• What to produce: Show every line of the records below that contains the word "тебе".

Data entries
::::::
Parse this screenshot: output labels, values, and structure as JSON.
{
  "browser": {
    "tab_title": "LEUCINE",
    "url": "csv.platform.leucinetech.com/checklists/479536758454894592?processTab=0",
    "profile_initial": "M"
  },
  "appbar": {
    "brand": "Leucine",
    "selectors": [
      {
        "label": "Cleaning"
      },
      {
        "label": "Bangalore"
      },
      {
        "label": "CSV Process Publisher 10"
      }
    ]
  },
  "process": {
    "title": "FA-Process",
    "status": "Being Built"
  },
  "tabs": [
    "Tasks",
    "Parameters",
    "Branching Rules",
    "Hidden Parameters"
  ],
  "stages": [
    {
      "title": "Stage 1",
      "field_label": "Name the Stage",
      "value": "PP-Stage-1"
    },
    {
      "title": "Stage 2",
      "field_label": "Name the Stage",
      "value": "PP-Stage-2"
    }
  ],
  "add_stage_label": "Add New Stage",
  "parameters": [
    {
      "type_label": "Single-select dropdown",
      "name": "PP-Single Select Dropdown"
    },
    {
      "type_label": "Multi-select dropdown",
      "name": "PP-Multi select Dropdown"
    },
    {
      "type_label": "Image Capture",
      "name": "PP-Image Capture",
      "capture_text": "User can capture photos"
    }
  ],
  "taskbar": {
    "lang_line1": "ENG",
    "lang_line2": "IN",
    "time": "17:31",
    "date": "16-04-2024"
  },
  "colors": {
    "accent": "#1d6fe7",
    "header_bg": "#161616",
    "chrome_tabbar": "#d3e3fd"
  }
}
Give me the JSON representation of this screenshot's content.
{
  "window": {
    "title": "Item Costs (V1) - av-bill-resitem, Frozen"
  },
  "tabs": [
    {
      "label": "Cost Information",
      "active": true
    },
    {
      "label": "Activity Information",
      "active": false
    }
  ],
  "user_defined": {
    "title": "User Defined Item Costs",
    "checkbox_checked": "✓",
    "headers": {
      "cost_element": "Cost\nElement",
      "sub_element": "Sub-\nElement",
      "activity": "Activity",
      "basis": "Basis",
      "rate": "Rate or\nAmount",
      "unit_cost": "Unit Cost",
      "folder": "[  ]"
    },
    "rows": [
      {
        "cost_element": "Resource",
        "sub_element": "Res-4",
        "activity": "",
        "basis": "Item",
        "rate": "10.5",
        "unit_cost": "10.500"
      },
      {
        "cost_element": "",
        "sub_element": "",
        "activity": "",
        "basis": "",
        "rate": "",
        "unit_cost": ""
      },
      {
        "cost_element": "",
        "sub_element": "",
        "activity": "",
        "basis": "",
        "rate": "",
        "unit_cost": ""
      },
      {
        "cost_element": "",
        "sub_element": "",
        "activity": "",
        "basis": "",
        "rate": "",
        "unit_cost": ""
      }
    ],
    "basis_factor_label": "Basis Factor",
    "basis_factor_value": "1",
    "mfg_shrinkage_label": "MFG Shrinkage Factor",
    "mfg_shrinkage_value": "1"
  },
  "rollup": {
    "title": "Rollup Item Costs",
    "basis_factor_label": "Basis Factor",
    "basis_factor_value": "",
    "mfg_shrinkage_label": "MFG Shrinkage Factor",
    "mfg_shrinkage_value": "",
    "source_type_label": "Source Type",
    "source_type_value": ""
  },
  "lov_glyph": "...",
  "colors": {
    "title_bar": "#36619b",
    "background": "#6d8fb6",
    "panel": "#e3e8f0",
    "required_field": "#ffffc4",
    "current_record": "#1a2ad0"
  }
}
::::::
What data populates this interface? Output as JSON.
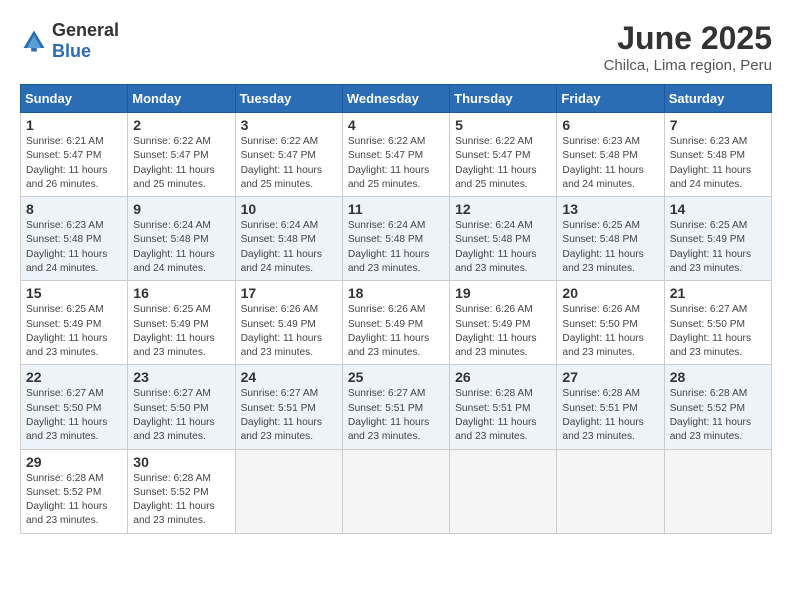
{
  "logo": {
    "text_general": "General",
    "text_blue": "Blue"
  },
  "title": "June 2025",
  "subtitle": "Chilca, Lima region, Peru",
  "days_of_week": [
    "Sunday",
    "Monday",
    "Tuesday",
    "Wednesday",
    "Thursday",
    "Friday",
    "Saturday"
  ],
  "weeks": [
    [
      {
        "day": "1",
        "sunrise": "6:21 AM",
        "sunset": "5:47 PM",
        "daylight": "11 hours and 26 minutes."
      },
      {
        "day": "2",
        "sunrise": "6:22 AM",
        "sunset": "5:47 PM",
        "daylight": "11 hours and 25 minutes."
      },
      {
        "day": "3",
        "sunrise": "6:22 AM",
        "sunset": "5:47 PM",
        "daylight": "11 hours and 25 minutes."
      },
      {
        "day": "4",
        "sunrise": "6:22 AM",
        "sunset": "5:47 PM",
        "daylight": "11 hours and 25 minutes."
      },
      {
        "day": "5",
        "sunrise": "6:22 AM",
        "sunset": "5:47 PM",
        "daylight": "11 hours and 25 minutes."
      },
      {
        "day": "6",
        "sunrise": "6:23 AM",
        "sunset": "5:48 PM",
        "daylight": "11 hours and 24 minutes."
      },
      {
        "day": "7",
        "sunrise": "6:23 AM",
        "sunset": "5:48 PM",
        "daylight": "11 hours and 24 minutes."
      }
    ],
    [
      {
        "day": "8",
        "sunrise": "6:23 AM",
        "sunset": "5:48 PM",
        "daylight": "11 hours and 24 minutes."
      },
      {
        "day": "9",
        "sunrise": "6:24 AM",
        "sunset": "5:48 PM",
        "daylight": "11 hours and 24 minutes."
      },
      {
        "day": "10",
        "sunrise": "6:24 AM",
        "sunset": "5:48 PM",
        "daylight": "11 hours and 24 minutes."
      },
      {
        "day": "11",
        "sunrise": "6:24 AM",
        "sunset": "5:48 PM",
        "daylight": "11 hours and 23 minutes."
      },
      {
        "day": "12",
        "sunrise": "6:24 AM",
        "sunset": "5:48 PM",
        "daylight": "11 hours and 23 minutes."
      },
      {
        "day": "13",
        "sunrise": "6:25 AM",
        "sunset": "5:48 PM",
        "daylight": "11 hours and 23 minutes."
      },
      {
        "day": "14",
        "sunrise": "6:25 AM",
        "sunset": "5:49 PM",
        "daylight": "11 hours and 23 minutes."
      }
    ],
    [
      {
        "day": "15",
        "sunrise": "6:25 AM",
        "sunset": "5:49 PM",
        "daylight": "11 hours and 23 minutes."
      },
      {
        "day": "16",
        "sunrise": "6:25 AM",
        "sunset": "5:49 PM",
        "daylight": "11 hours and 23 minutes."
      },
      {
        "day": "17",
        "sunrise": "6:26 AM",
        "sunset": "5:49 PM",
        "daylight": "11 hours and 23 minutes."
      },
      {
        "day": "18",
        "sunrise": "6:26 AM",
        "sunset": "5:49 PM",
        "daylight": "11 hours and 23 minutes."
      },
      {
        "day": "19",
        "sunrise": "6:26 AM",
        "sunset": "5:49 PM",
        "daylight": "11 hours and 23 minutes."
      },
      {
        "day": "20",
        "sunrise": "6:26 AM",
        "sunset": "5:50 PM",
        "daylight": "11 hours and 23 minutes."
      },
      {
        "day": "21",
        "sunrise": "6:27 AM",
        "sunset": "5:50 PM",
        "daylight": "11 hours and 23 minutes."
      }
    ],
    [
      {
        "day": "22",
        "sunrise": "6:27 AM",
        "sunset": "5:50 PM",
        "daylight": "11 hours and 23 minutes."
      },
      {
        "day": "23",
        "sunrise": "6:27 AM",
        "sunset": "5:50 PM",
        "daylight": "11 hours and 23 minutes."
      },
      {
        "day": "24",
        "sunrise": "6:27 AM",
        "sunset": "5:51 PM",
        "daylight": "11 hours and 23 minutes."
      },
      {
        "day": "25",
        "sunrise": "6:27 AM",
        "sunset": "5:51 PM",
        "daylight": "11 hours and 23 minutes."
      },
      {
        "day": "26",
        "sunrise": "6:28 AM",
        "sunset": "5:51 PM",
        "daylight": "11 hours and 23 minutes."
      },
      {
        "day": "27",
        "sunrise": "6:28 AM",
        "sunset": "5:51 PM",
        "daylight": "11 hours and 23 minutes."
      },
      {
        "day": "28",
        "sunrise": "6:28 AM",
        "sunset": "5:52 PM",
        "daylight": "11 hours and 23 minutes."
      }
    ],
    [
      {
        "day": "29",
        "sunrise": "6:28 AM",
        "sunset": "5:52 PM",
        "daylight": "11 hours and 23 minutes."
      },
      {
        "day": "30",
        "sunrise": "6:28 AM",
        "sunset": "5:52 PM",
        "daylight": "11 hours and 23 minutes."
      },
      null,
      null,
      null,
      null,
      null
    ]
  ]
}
::::::
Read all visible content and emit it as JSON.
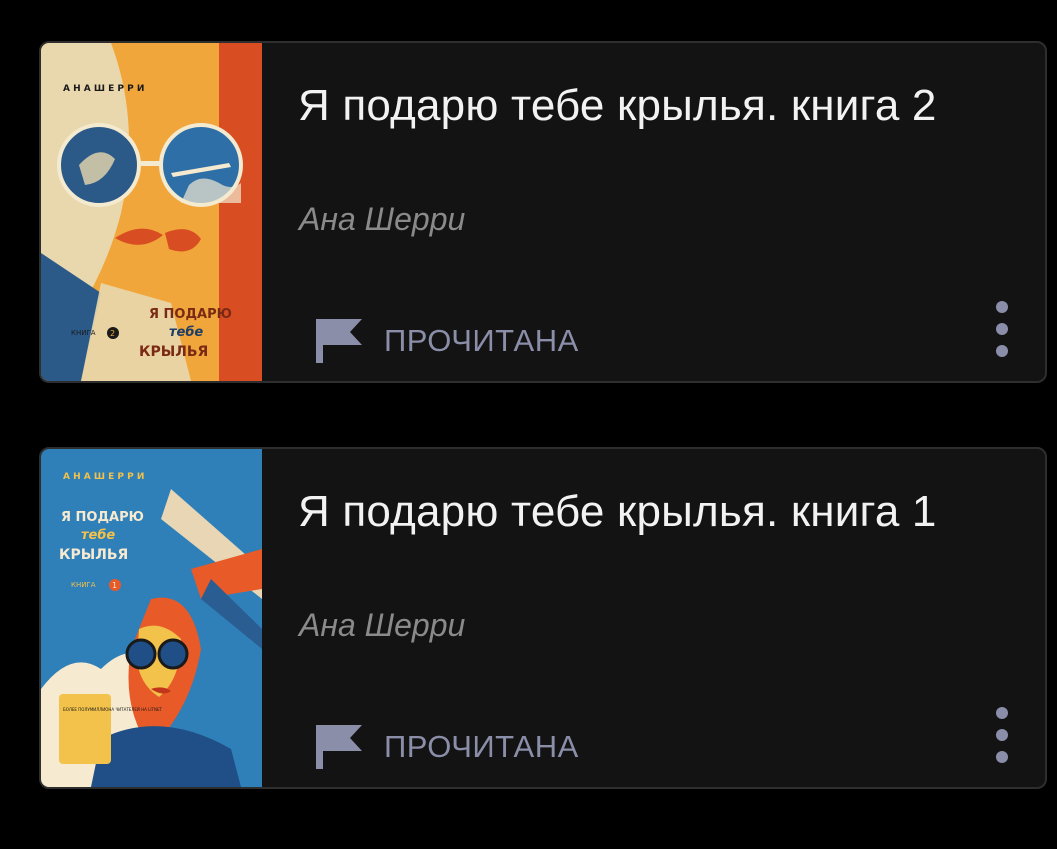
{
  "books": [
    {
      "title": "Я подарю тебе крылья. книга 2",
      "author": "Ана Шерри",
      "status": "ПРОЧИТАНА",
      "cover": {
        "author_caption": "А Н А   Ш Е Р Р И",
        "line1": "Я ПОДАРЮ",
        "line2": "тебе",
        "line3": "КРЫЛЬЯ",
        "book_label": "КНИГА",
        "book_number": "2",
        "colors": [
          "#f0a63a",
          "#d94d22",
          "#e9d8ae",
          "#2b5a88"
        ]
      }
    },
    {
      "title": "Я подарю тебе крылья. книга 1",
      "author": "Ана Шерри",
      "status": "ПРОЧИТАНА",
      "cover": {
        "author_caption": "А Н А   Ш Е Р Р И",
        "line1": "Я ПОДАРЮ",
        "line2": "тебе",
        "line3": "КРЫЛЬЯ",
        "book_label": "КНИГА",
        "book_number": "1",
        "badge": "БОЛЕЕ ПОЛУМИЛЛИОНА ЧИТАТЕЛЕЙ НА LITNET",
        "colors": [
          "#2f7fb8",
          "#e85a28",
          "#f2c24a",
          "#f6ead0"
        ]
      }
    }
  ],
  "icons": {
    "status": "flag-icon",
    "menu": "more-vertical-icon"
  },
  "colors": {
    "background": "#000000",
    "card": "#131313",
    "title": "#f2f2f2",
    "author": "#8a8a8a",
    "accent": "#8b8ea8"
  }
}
::::::
• Task result:
      "title": "Я подарю тебе крылья. книга 2",
        "line2": "тебе",
      "title": "Я подарю тебе крылья. книга 1",
        "line2": "тебе",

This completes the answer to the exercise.